- _Material_:
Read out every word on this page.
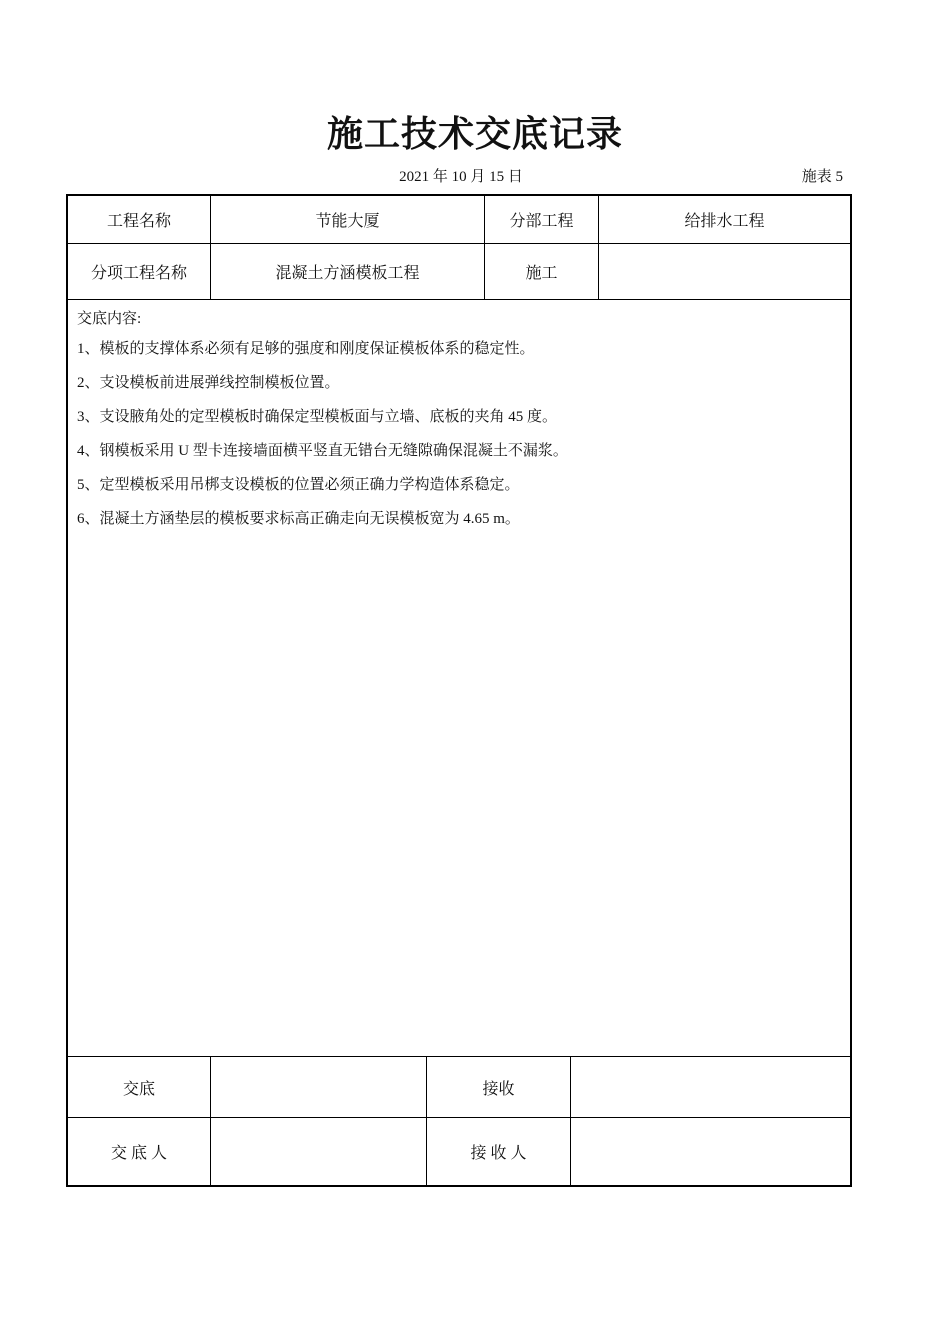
施工技术交底记录
2021 年 10 月 15 日	施表 5
工程名称	节能大厦	分部工程	给排水工程
分项工程名称	混凝土方涵模板工程	施工
交底内容:
1、模板的支撑体系必须有足够的强度和刚度保证模板体系的稳定性。
2、支设模板前进展弹线控制模板位置。
3、支设腋角处的定型模板时确保定型模板面与立墙、底板的夹角 45 度。
4、钢模板采用 U 型卡连接墙面横平竖直无错台无缝隙确保混凝土不漏浆。
5、定型模板采用吊梆支设模板的位置必须正确力学构造体系稳定。
6、混凝土方涵垫层的模板要求标高正确走向无误模板宽为 4.65 m。
交底	接收
交 底 人	接 收 人
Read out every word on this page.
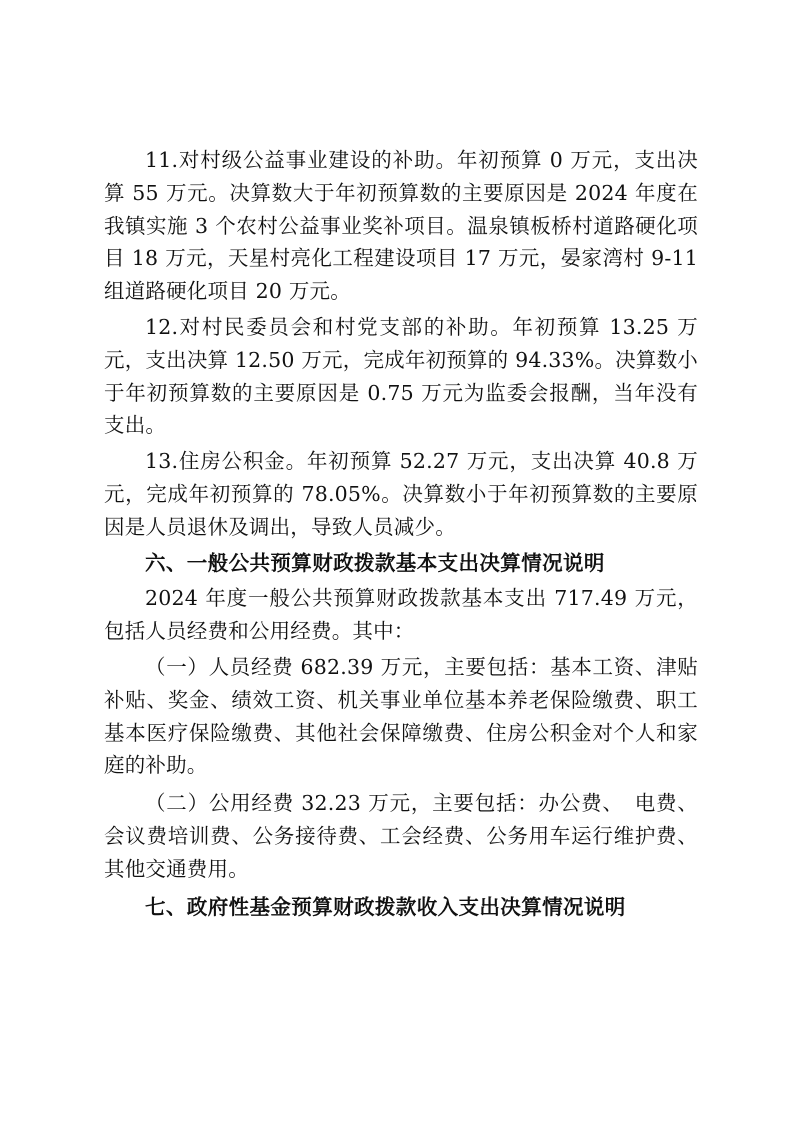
11.对村级公益事业建设的补助。年初预算 0 万元，支出决算 55 万元。决算数大于年初预算数的主要原因是 2024 年度在我镇实施 3 个农村公益事业奖补项目。温泉镇板桥村道路硬化项目 18 万元，天星村亮化工程建设项目 17 万元，晏家湾村 9-11 组道路硬化项目 20 万元。

12.对村民委员会和村党支部的补助。年初预算 13.25 万元，支出决算 12.50 万元，完成年初预算的 94.33%。决算数小于年初预算数的主要原因是 0.75 万元为监委会报酬，当年没有支出。

13.住房公积金。年初预算 52.27 万元，支出决算 40.8 万元，完成年初预算的 78.05%。决算数小于年初预算数的主要原因是人员退休及调出，导致人员减少。

六、一般公共预算财政拨款基本支出决算情况说明

2024 年度一般公共预算财政拨款基本支出 717.49 万元，包括人员经费和公用经费。其中：

（一）人员经费 682.39 万元，主要包括：基本工资、津贴补贴、奖金、绩效工资、机关事业单位基本养老保险缴费、职工基本医疗保险缴费、其他社会保障缴费、住房公积金对个人和家庭的补助。

（二）公用经费 32.23 万元，主要包括：办公费、　电费、会议费培训费、公务接待费、工会经费、公务用车运行维护费、其他交通费用。

七、政府性基金预算财政拨款收入支出决算情况说明
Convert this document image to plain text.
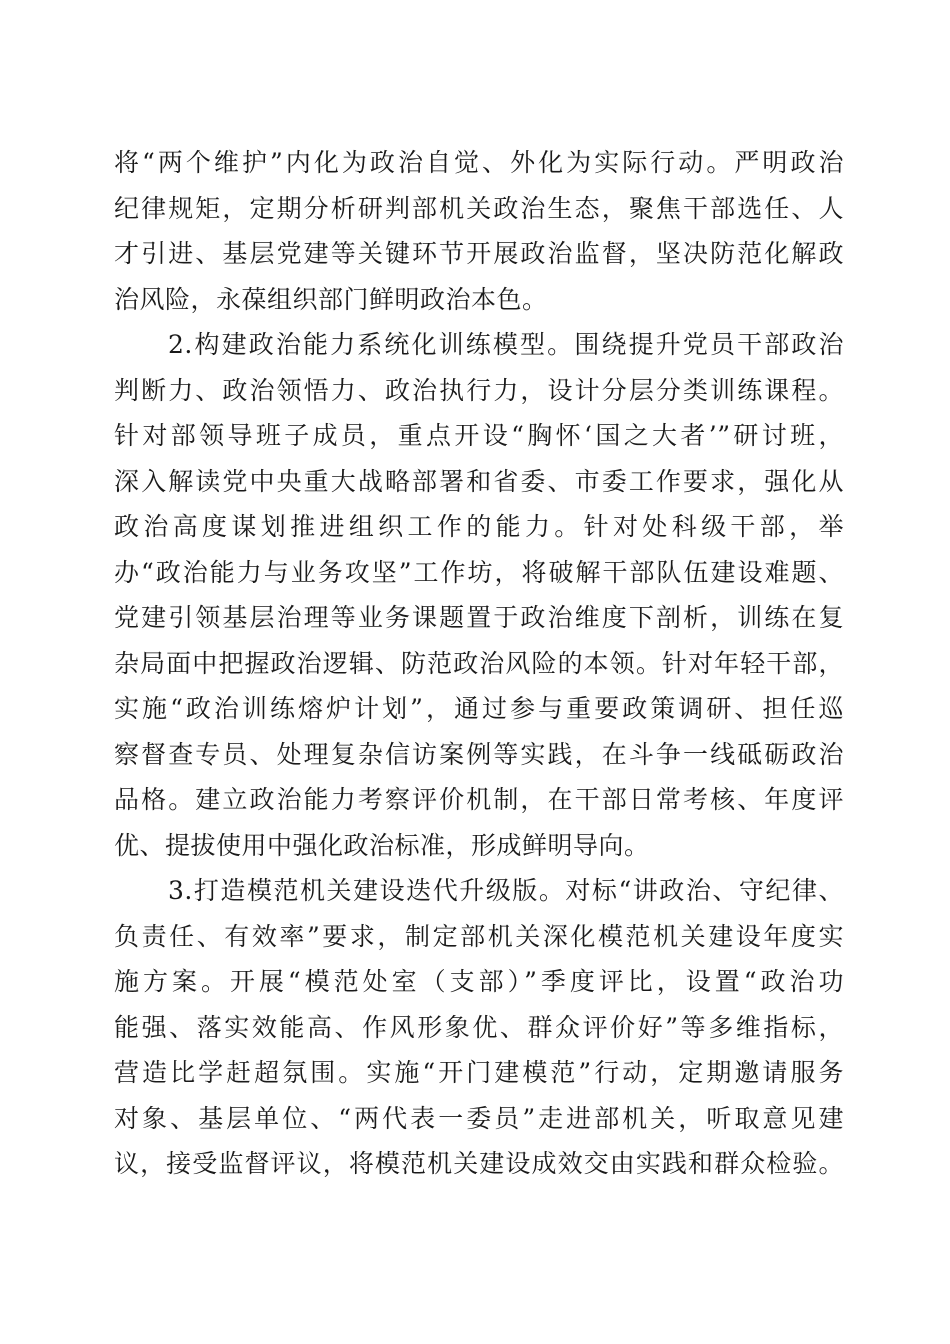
将“两个维护”内化为政治自觉、外化为实际行动。严明政治
纪律规矩，定期分析研判部机关政治生态，聚焦干部选任、人
才引进、基层党建等关键环节开展政治监督，坚决防范化解政
治风险，永葆组织部门鲜明政治本色。
2.构建政治能力系统化训练模型。围绕提升党员干部政治
判断力、政治领悟力、政治执行力，设计分层分类训练课程。
针对部领导班子成员，重点开设“胸怀‘国之大者’”研讨班，
深入解读党中央重大战略部署和省委、市委工作要求，强化从
政治高度谋划推进组织工作的能力。针对处科级干部，举
办“政治能力与业务攻坚”工作坊，将破解干部队伍建设难题、
党建引领基层治理等业务课题置于政治维度下剖析，训练在复
杂局面中把握政治逻辑、防范政治风险的本领。针对年轻干部，
实施“政治训练熔炉计划”，通过参与重要政策调研、担任巡
察督查专员、处理复杂信访案例等实践，在斗争一线砥砺政治
品格。建立政治能力考察评价机制，在干部日常考核、年度评
优、提拔使用中强化政治标准，形成鲜明导向。
3.打造模范机关建设迭代升级版。对标“讲政治、守纪律、
负责任、有效率”要求，制定部机关深化模范机关建设年度实
施方案。开展“模范处室（支部）”季度评比，设置“政治功
能强、落实效能高、作风形象优、群众评价好”等多维指标，
营造比学赶超氛围。实施“开门建模范”行动，定期邀请服务
对象、基层单位、“两代表一委员”走进部机关，听取意见建
议，接受监督评议，将模范机关建设成效交由实践和群众检验。
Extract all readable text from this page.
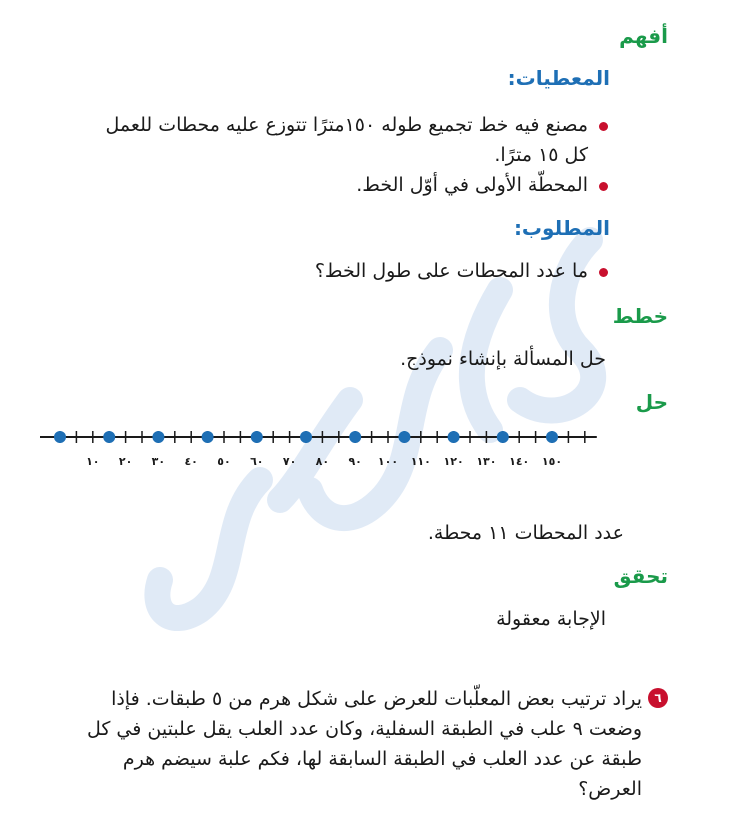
أفهم
المعطيات:
مصنع فيه خط تجميع طوله ١٥٠مترًا تتوزع عليه محطات للعمل كل ١٥ مترًا.
المحطّة الأولى في أوّل الخط.
المطلوب:
ما عدد المحطات على طول الخط؟
خطط
حل المسألة بإنشاء نموذج.
حل
١٠ ٢٠ ٣٠ ٤٠ ٥٠ ٦٠ ٧٠ ٨٠ ٩٠ ١٠٠ ١١٠ ١٢٠ ١٣٠ ١٤٠ ١٥٠
عدد المحطات ١١ محطة.
تحقق
الإجابة معقولة
٦
يراد ترتيب بعض المعلّبات للعرض على شكل هرم من ٥ طبقات. فإذا وضعت ٩ علب في الطبقة السفلية، وكان عدد العلب يقل علبتين في كل طبقة عن عدد العلب في الطبقة السابقة لها، فكم علبة سيضم هرم العرض؟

- _What is expected_: Go through the listing above and write it all out exactly, leaving out any picture.

- _Written solution_:
Read out every word on this page.
施工技术交底记录
2021 年 10 月 15 日	施表 5
工程名称	节能大厦	分部工程	给排水工程
分项工程名称	混凝土方涵模板工程	施工
交底内容:
1、模板的支撑体系必须有足够的强度和刚度保证模板体系的稳定性。
2、支设模板前进展弹线控制模板位置。
3、支设腋角处的定型模板时确保定型模板面与立墙、底板的夹角 45 度。
4、钢模板采用 U 型卡连接墙面横平竖直无错台无缝隙确保混凝土不漏浆。
5、定型模板采用吊梆支设模板的位置必须正确力学构造体系稳定。
6、混凝土方涵垫层的模板要求标高正确走向无误模板宽为 4.65 m。
交底	接收
交 底 人	接 收 人
Read out every word on this page.
11.对村级公益事业建设的补助。年初预算 0 万元，支出决算 55 万元。决算数大于年初预算数的主要原因是 2024 年度在我镇实施 3 个农村公益事业奖补项目。温泉镇板桥村道路硬化项目 18 万元，天星村亮化工程建设项目 17 万元，晏家湾村 9-11 组道路硬化项目 20 万元。

12.对村民委员会和村党支部的补助。年初预算 13.25 万元，支出决算 12.50 万元，完成年初预算的 94.33%。决算数小于年初预算数的主要原因是 0.75 万元为监委会报酬，当年没有支出。

13.住房公积金。年初预算 52.27 万元，支出决算 40.8 万元，完成年初预算的 78.05%。决算数小于年初预算数的主要原因是人员退休及调出，导致人员减少。

六、一般公共预算财政拨款基本支出决算情况说明

2024 年度一般公共预算财政拨款基本支出 717.49 万元，包括人员经费和公用经费。其中：

（一）人员经费 682.39 万元，主要包括：基本工资、津贴补贴、奖金、绩效工资、机关事业单位基本养老保险缴费、职工基本医疗保险缴费、其他社会保障缴费、住房公积金对个人和家庭的补助。

（二）公用经费 32.23 万元，主要包括：办公费、　电费、会议费培训费、公务接待费、工会经费、公务用车运行维护费、其他交通费用。

七、政府性基金预算财政拨款收入支出决算情况说明
Convert this document image to plain text.
将“两个维护”内化为政治自觉、外化为实际行动。严明政治
纪律规矩，定期分析研判部机关政治生态，聚焦干部选任、人
才引进、基层党建等关键环节开展政治监督，坚决防范化解政
治风险，永葆组织部门鲜明政治本色。
2.构建政治能力系统化训练模型。围绕提升党员干部政治
判断力、政治领悟力、政治执行力，设计分层分类训练课程。
针对部领导班子成员，重点开设“胸怀‘国之大者’”研讨班，
深入解读党中央重大战略部署和省委、市委工作要求，强化从
政治高度谋划推进组织工作的能力。针对处科级干部，举
办“政治能力与业务攻坚”工作坊，将破解干部队伍建设难题、
党建引领基层治理等业务课题置于政治维度下剖析，训练在复
杂局面中把握政治逻辑、防范政治风险的本领。针对年轻干部，
实施“政治训练熔炉计划”，通过参与重要政策调研、担任巡
察督查专员、处理复杂信访案例等实践，在斗争一线砥砺政治
品格。建立政治能力考察评价机制，在干部日常考核、年度评
优、提拔使用中强化政治标准，形成鲜明导向。
3.打造模范机关建设迭代升级版。对标“讲政治、守纪律、
负责任、有效率”要求，制定部机关深化模范机关建设年度实
施方案。开展“模范处室（支部）”季度评比，设置“政治功
能强、落实效能高、作风形象优、群众评价好”等多维指标，
营造比学赶超氛围。实施“开门建模范”行动，定期邀请服务
对象、基层单位、“两代表一委员”走进部机关，听取意见建
议，接受监督评议，将模范机关建设成效交由实践和群众检验。
Extract all readable text from this page.
أفهم
المعطيات:
مصنع فيه خط تجميع طوله ١٥٠مترًا تتوزع عليه محطات للعمل كل ١٥ مترًا.
المحطّة الأولى في أوّل الخط.
المطلوب:
ما عدد المحطات على طول الخط؟
خطط
حل المسألة بإنشاء نموذج.
حل
١٠ ٢٠ ٣٠ ٤٠ ٥٠ ٦٠ ٧٠ ٨٠ ٩٠ ١٠٠ ١١٠ ١٢٠ ١٣٠ ١٤٠ ١٥٠
عدد المحطات ١١ محطة.
تحقق
الإجابة معقولة
٦
يراد ترتيب بعض المعلّبات للعرض على شكل هرم من ٥ طبقات. فإذا وضعت ٩ علب في الطبقة السفلية، وكان عدد العلب يقل علبتين في كل طبقة عن عدد العلب في الطبقة السابقة لها، فكم علبة سيضم هرم العرض؟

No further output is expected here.